From the entries provided below, copy each line that contains the word "BestOnlineCollege".
+ + + + + + +
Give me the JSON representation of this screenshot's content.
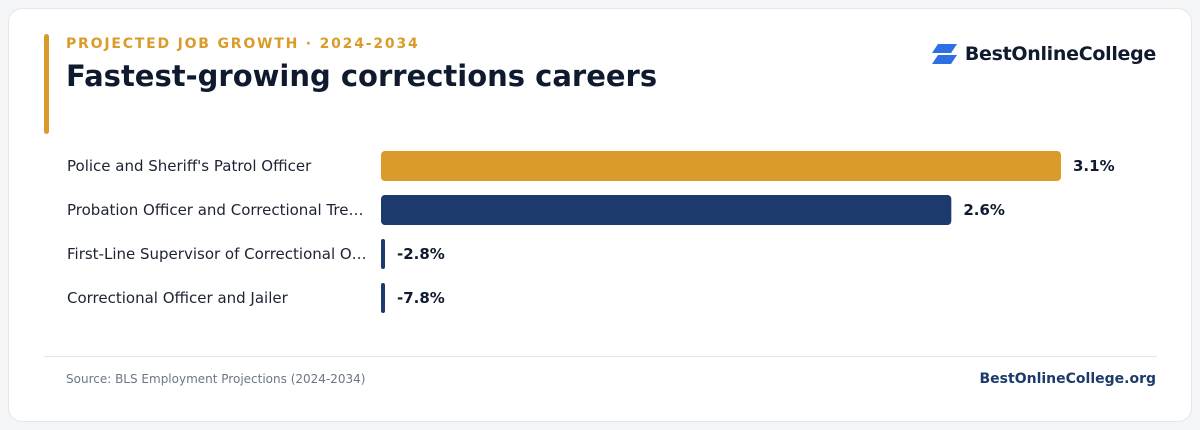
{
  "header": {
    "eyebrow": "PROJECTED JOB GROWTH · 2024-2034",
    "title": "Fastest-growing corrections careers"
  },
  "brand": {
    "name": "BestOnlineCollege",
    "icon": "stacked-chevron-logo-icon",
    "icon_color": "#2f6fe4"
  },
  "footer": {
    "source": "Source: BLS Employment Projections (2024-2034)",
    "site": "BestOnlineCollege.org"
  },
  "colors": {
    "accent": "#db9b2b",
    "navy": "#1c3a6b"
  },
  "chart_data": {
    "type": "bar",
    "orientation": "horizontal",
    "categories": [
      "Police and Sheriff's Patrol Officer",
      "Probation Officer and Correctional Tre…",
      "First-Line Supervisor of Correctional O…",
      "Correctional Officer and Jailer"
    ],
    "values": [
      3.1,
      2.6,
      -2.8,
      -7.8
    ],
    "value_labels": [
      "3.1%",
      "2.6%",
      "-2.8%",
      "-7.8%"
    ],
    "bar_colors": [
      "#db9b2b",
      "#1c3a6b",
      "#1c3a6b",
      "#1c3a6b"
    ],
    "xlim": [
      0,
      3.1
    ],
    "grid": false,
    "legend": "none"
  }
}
+ + + + + + +
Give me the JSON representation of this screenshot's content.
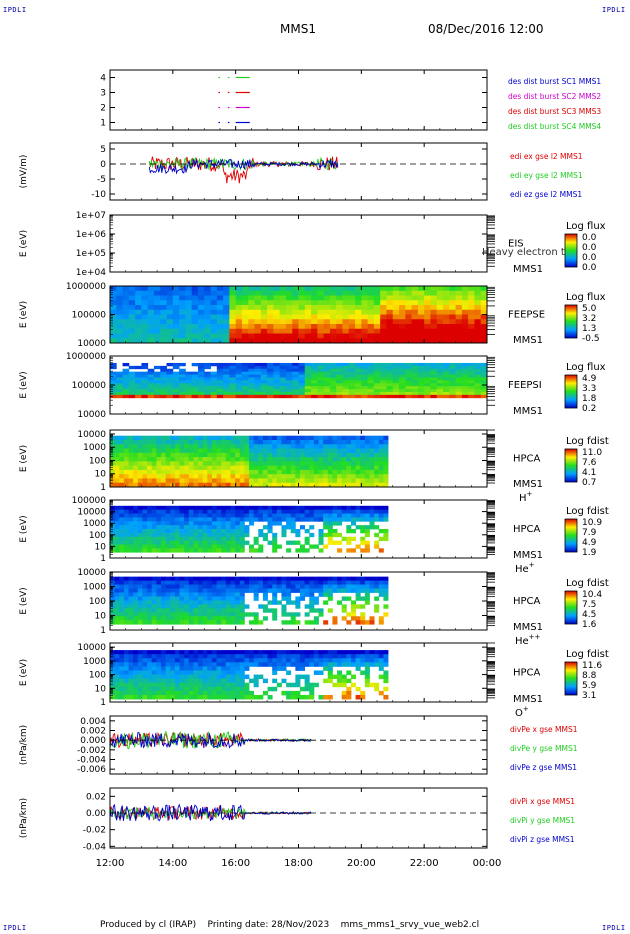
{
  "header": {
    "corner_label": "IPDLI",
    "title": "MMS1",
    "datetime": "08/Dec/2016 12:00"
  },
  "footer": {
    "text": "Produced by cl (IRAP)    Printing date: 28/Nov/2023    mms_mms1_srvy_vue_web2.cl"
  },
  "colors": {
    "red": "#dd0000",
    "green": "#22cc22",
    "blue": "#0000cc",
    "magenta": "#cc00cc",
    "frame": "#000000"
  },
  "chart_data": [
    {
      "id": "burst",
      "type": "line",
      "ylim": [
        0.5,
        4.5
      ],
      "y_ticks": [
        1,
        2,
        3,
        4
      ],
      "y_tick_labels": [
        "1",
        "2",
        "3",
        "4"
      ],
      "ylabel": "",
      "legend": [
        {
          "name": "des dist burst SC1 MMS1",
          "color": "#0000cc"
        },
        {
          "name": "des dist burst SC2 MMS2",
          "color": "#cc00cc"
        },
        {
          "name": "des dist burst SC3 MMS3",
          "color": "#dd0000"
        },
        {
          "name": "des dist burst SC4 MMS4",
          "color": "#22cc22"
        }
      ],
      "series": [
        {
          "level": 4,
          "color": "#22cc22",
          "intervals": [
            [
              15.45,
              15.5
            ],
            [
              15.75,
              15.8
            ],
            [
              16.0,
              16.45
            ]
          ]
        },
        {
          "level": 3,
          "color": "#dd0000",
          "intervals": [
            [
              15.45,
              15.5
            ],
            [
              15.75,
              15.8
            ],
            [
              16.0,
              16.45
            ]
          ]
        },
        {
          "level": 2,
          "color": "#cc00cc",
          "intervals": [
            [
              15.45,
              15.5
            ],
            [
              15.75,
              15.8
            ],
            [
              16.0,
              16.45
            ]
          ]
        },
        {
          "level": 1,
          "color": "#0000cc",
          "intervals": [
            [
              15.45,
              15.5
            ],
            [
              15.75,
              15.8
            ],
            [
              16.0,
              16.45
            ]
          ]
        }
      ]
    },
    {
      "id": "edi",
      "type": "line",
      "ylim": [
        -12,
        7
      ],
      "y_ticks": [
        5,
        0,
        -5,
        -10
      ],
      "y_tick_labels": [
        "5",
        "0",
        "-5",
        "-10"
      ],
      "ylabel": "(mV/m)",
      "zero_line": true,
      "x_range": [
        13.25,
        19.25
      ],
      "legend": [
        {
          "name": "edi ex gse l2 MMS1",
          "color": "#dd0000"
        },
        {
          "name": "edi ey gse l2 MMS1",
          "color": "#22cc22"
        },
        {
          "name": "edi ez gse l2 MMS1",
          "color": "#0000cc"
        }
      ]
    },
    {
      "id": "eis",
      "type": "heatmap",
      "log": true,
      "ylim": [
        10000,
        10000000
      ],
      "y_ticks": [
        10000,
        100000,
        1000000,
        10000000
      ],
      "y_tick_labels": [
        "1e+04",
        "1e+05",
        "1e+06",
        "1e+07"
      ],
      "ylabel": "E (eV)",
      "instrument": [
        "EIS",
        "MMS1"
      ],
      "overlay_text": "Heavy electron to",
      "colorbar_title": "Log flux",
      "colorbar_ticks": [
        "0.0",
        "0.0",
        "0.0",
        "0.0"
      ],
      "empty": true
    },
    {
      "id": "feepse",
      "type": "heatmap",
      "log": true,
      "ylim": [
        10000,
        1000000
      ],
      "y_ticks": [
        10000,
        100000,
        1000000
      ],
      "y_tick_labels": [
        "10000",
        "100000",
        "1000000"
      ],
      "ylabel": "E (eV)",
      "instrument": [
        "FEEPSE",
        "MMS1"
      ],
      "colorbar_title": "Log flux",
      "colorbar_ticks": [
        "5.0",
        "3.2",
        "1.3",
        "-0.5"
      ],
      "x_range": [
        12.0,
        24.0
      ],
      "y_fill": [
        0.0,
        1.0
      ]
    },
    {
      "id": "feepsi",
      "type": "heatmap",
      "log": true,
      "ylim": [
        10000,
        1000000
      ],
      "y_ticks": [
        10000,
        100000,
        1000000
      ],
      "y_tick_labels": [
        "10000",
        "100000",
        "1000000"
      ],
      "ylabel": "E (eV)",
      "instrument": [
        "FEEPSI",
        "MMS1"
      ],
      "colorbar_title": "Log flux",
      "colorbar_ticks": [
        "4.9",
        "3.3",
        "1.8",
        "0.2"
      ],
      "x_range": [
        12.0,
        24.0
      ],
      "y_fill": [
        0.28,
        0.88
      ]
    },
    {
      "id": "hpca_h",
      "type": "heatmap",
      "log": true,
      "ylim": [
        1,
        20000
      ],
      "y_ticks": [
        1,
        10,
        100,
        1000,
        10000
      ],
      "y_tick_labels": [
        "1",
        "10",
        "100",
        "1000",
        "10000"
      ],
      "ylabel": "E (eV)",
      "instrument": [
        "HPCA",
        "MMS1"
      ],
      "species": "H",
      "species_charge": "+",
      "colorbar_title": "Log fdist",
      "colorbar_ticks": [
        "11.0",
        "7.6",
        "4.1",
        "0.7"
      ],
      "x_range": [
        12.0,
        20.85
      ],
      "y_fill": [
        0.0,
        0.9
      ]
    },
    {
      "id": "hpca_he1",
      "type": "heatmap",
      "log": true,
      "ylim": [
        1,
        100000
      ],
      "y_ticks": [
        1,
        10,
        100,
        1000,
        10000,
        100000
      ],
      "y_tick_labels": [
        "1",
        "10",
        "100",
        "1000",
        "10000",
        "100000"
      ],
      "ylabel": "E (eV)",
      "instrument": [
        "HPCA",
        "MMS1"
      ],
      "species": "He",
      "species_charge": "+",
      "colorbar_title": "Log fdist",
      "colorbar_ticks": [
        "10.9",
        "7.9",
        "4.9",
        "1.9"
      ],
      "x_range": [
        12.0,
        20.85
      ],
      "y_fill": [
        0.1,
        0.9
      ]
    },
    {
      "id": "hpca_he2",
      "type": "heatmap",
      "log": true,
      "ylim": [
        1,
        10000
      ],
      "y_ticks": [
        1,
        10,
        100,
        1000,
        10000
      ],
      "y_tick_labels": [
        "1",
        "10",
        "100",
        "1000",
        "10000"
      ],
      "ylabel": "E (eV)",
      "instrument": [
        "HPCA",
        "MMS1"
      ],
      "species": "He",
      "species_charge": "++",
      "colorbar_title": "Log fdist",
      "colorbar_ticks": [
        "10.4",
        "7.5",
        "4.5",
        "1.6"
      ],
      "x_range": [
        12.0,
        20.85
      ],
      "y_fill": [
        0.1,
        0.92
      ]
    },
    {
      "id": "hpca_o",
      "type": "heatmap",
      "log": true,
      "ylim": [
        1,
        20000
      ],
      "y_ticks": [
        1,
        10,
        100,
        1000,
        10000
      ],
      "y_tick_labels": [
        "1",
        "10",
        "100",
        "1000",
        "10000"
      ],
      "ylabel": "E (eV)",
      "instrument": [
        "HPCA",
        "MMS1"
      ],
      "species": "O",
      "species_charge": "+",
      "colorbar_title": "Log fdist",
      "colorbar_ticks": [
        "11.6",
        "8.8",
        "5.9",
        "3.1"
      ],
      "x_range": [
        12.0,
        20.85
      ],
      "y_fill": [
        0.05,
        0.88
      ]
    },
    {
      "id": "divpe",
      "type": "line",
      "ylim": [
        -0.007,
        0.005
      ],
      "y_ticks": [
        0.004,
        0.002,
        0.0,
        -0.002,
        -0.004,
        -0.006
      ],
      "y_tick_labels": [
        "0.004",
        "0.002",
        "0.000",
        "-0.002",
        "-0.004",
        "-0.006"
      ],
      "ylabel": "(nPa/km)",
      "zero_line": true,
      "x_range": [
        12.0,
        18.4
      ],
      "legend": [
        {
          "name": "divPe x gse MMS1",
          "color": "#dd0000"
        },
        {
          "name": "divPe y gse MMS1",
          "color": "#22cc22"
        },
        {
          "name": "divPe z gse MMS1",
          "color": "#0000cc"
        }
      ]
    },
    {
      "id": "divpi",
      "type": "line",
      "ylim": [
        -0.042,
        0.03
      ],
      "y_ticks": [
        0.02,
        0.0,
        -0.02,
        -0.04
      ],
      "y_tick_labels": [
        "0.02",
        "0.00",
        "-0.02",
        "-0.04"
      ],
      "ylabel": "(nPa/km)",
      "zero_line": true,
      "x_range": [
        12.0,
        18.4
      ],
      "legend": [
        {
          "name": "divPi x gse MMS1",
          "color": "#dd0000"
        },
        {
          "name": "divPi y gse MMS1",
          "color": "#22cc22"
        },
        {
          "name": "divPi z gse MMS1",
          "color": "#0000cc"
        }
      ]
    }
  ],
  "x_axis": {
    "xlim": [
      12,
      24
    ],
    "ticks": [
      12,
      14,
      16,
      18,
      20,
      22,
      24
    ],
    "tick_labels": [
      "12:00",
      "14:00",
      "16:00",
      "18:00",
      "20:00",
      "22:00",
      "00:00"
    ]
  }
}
+ + + + + + +
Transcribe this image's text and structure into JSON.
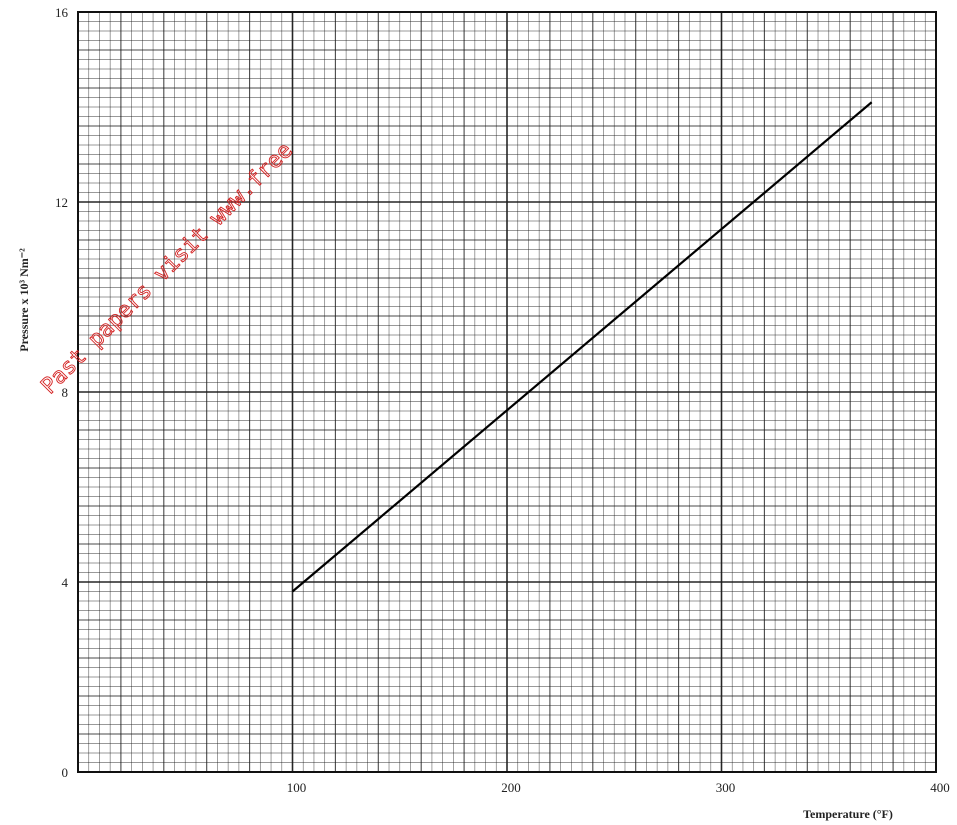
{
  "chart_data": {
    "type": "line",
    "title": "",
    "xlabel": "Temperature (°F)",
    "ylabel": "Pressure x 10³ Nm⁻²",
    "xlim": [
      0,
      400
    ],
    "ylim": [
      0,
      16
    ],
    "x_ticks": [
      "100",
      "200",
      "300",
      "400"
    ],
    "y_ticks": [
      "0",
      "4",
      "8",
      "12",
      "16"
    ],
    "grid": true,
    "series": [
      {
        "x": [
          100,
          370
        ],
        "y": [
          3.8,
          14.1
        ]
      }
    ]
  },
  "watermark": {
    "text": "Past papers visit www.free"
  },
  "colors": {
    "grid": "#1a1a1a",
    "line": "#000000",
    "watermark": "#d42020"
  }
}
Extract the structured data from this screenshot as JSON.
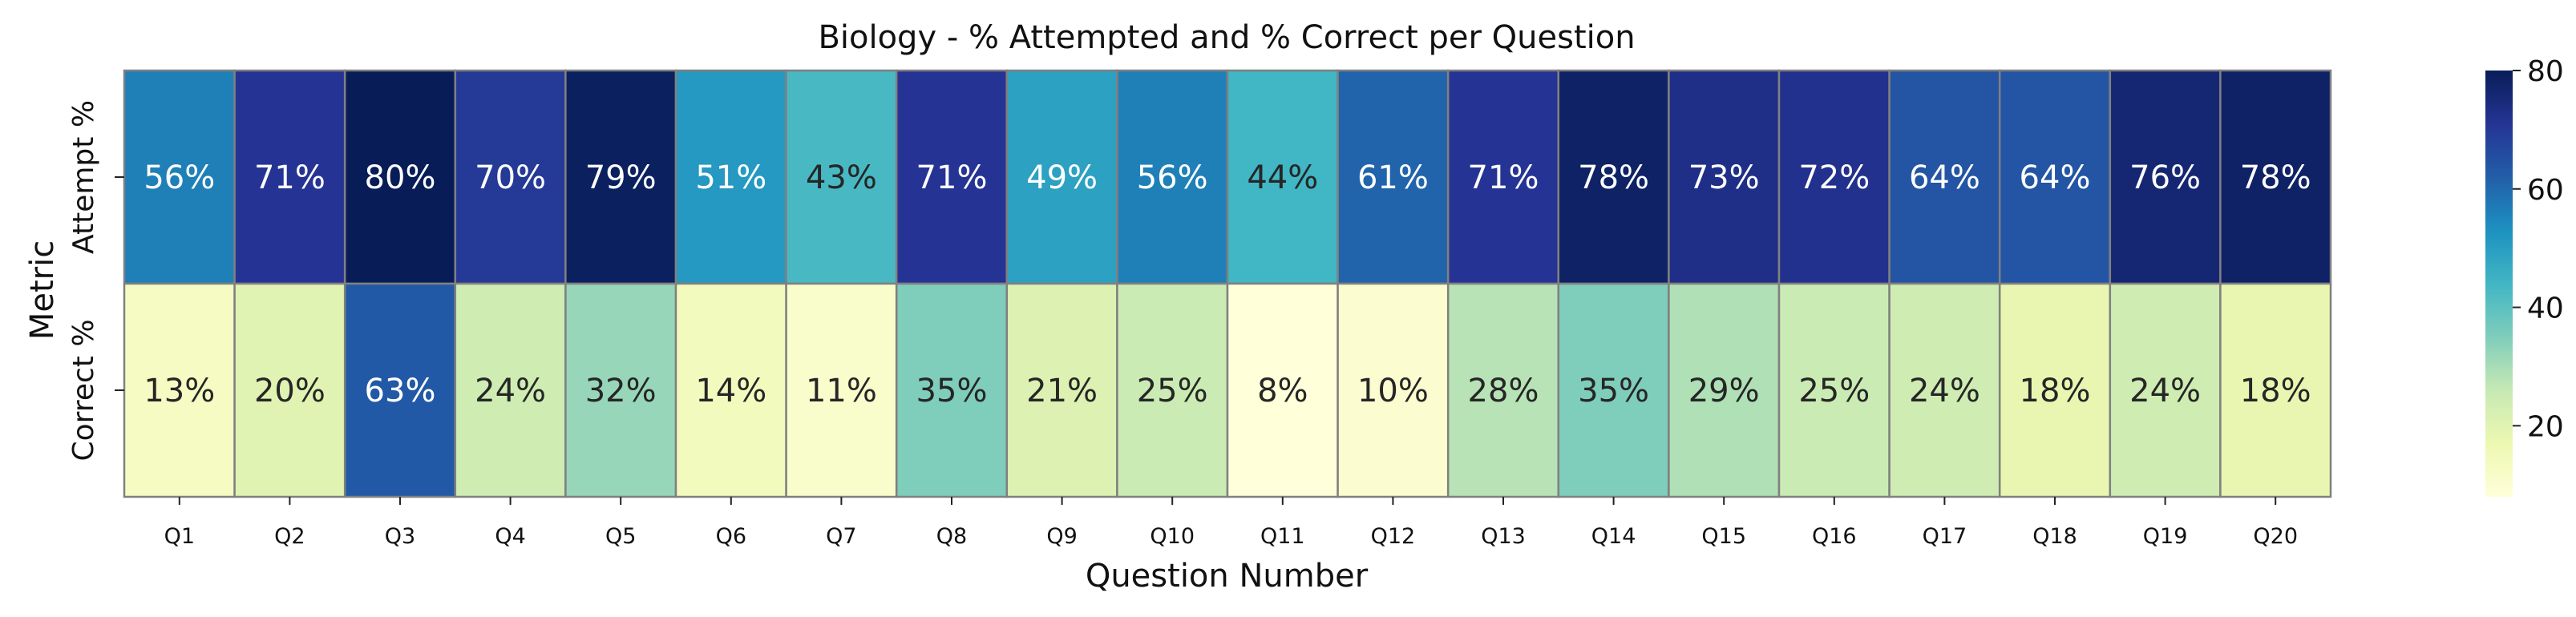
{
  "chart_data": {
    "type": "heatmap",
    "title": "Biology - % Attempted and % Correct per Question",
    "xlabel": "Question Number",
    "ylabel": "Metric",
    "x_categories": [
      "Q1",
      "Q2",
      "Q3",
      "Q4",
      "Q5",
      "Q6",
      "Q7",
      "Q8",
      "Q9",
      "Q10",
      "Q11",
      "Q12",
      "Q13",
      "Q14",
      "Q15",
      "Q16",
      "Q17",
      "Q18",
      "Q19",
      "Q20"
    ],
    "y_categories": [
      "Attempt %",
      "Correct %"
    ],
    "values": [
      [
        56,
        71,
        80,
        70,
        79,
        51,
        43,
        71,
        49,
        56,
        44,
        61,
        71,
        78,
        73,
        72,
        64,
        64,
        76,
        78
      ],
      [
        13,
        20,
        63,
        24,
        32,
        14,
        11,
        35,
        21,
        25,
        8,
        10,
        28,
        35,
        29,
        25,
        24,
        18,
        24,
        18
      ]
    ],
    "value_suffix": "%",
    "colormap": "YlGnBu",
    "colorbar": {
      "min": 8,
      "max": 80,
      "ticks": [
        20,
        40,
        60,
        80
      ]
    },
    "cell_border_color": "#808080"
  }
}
+ + + + + + +
→ FULL OUTPUT
    "name": "BestOnlineCollege",
    "site": "BestOnlineCollege.org"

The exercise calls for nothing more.